╭──

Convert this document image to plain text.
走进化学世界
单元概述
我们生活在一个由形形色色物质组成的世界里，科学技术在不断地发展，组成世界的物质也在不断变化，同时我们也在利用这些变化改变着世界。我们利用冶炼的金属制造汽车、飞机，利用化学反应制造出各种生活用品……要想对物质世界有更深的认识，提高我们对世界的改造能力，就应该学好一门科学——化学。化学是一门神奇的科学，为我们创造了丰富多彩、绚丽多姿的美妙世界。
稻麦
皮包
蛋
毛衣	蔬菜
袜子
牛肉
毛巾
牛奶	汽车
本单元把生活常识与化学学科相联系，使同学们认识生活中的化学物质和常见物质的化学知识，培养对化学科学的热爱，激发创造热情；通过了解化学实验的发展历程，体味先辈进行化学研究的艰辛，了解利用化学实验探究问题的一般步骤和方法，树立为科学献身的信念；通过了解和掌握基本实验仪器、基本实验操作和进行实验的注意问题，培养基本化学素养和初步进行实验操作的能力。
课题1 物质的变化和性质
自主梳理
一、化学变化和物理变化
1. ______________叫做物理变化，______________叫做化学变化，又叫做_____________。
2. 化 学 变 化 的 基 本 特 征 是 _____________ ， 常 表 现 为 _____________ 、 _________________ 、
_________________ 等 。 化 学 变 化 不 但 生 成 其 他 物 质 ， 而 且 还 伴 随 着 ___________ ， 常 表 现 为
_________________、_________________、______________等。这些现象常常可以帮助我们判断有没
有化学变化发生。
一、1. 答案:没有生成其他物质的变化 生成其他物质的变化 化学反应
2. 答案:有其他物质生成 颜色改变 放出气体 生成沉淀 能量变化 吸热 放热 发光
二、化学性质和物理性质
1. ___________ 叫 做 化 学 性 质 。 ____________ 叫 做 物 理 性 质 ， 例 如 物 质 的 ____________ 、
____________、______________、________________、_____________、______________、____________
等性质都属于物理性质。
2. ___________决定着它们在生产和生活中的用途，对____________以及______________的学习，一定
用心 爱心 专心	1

╰──

Transcribe the data. Leave every line exactly as it is.

Convert this document image to plain text.
走进化学世界
单元概述
我们生活在一个由形形色色物质组成的世界里，科学技术在不断地发展，组成世界的物质也在不断变化，同时我们也在利用这些变化改变着世界。我们利用冶炼的金属制造汽车、飞机，利用化学反应制造出各种生活用品……要想对物质世界有更深的认识，提高我们对世界的改造能力，就应该学好一门科学——化学。化学是一门神奇的科学，为我们创造了丰富多彩、绚丽多姿的美妙世界。
稻麦
皮包
蛋
毛衣	蔬菜
袜子
牛肉
毛巾
牛奶	汽车
本单元把生活常识与化学学科相联系，使同学们认识生活中的化学物质和常见物质的化学知识，培养对化学科学的热爱，激发创造热情；通过了解化学实验的发展历程，体味先辈进行化学研究的艰辛，了解利用化学实验探究问题的一般步骤和方法，树立为科学献身的信念；通过了解和掌握基本实验仪器、基本实验操作和进行实验的注意问题，培养基本化学素养和初步进行实验操作的能力。
课题1 物质的变化和性质
自主梳理
一、化学变化和物理变化
1. ______________叫做物理变化，______________叫做化学变化，又叫做_____________。
2. 化 学 变 化 的 基 本 特 征 是 _____________ ， 常 表 现 为 _____________ 、 _________________ 、
_________________ 等 。 化 学 变 化 不 但 生 成 其 他 物 质 ， 而 且 还 伴 随 着 ___________ ， 常 表 现 为
_________________、_________________、______________等。这些现象常常可以帮助我们判断有没
有化学变化发生。
一、1. 答案:没有生成其他物质的变化 生成其他物质的变化 化学反应
2. 答案:有其他物质生成 颜色改变 放出气体 生成沉淀 能量变化 吸热 放热 发光
二、化学性质和物理性质
1. ___________ 叫 做 化 学 性 质 。 ____________ 叫 做 物 理 性 质 ， 例 如 物 质 的 ____________ 、
____________、______________、________________、_____________、______________、____________
等性质都属于物理性质。
2. ___________决定着它们在生产和生活中的用途，对____________以及______________的学习，一定
用心 爱心 专心	1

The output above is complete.